### Required task
Copy out all the records exactly.

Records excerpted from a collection
#####

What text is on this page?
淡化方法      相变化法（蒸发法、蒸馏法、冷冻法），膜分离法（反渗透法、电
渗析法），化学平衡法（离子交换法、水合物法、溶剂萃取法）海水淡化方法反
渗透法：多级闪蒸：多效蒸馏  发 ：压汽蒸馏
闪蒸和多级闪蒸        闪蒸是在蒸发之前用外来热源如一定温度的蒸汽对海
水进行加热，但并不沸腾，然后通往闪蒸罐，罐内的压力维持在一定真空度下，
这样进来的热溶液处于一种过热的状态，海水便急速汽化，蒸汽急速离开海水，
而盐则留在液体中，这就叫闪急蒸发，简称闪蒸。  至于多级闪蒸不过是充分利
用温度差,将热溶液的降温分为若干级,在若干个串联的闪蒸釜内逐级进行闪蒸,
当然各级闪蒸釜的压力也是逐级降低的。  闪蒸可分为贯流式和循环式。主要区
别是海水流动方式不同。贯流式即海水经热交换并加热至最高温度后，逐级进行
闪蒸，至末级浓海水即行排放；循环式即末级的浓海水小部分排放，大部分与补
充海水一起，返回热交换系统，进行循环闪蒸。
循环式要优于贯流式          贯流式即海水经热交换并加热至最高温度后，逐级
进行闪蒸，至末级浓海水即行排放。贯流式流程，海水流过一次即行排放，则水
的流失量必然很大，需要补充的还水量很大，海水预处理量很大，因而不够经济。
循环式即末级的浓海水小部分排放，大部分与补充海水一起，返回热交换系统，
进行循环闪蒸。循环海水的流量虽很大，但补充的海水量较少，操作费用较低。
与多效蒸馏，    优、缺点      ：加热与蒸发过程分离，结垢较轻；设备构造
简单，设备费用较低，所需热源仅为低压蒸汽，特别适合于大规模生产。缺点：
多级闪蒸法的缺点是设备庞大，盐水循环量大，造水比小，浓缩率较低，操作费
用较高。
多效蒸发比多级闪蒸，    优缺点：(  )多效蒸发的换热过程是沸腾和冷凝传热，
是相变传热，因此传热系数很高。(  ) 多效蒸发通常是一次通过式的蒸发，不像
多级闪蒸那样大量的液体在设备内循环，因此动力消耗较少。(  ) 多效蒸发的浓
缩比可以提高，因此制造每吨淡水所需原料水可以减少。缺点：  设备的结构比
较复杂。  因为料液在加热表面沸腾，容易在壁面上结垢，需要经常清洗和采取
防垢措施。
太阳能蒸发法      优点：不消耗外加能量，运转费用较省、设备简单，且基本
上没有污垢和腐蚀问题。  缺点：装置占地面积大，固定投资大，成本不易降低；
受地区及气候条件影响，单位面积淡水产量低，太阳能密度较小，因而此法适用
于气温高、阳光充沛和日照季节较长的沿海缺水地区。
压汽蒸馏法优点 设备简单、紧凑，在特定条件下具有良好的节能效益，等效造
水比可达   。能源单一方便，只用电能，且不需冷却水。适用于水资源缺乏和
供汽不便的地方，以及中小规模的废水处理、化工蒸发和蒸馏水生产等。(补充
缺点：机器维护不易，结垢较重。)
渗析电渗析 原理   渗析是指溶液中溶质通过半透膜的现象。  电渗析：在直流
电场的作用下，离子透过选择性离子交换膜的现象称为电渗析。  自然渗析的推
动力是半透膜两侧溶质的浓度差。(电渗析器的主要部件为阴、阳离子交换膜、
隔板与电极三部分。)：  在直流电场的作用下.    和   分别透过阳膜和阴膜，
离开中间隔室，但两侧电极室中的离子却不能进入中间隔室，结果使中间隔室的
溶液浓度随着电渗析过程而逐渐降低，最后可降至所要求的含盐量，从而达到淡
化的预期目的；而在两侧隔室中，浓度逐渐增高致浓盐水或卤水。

#####

### Task result
What text is on this page?
淡化方法      相变化法（蒸发法、蒸馏法、冷冻法），膜分离法（反渗透法、电
渗析法），化学平衡法（离子交换法、水合物法、溶剂萃取法）海水淡化方法反
渗透法：多级闪蒸：多效蒸馏  发 ：压汽蒸馏
闪蒸和多级闪蒸        闪蒸是在蒸发之前用外来热源如一定温度的蒸汽对海
水进行加热，但并不沸腾，然后通往闪蒸罐，罐内的压力维持在一定真空度下，
这样进来的热溶液处于一种过热的状态，海水便急速汽化，蒸汽急速离开海水，
而盐则留在液体中，这就叫闪急蒸发，简称闪蒸。  至于多级闪蒸不过是充分利
用温度差,将热溶液的降温分为若干级,在若干个串联的闪蒸釜内逐级进行闪蒸,
当然各级闪蒸釜的压力也是逐级降低的。  闪蒸可分为贯流式和循环式。主要区
别是海水流动方式不同。贯流式即海水经热交换并加热至最高温度后，逐级进行
闪蒸，至末级浓海水即行排放；循环式即末级的浓海水小部分排放，大部分与补
充海水一起，返回热交换系统，进行循环闪蒸。
循环式要优于贯流式          贯流式即海水经热交换并加热至最高温度后，逐级
进行闪蒸，至末级浓海水即行排放。贯流式流程，海水流过一次即行排放，则水
的流失量必然很大，需要补充的还水量很大，海水预处理量很大，因而不够经济。
循环式即末级的浓海水小部分排放，大部分与补充海水一起，返回热交换系统，
进行循环闪蒸。循环海水的流量虽很大，但补充的海水量较少，操作费用较低。
与多效蒸馏，    优、缺点      ：加热与蒸发过程分离，结垢较轻；设备构造
简单，设备费用较低，所需热源仅为低压蒸汽，特别适合于大规模生产。缺点：
多级闪蒸法的缺点是设备庞大，盐水循环量大，造水比小，浓缩率较低，操作费
用较高。
多效蒸发比多级闪蒸，    优缺点：(  )多效蒸发的换热过程是沸腾和冷凝传热，
是相变传热，因此传热系数很高。(  ) 多效蒸发通常是一次通过式的蒸发，不像
多级闪蒸那样大量的液体在设备内循环，因此动力消耗较少。(  ) 多效蒸发的浓
缩比可以提高，因此制造每吨淡水所需原料水可以减少。缺点：  设备的结构比
较复杂。  因为料液在加热表面沸腾，容易在壁面上结垢，需要经常清洗和采取
防垢措施。
太阳能蒸发法      优点：不消耗外加能量，运转费用较省、设备简单，且基本
上没有污垢和腐蚀问题。  缺点：装置占地面积大，固定投资大，成本不易降低；
受地区及气候条件影响，单位面积淡水产量低，太阳能密度较小，因而此法适用
于气温高、阳光充沛和日照季节较长的沿海缺水地区。
压汽蒸馏法优点 设备简单、紧凑，在特定条件下具有良好的节能效益，等效造
水比可达   。能源单一方便，只用电能，且不需冷却水。适用于水资源缺乏和
供汽不便的地方，以及中小规模的废水处理、化工蒸发和蒸馏水生产等。(补充
缺点：机器维护不易，结垢较重。)
渗析电渗析 原理   渗析是指溶液中溶质通过半透膜的现象。  电渗析：在直流
电场的作用下，离子透过选择性离子交换膜的现象称为电渗析。  自然渗析的推
动力是半透膜两侧溶质的浓度差。(电渗析器的主要部件为阴、阳离子交换膜、
隔板与电极三部分。)：  在直流电场的作用下.    和   分别透过阳膜和阴膜，
离开中间隔室，但两侧电极室中的离子却不能进入中间隔室，结果使中间隔室的
溶液浓度随着电渗析过程而逐渐降低，最后可降至所要求的含盐量，从而达到淡
化的预期目的；而在两侧隔室中，浓度逐渐增高致浓盐水或卤水。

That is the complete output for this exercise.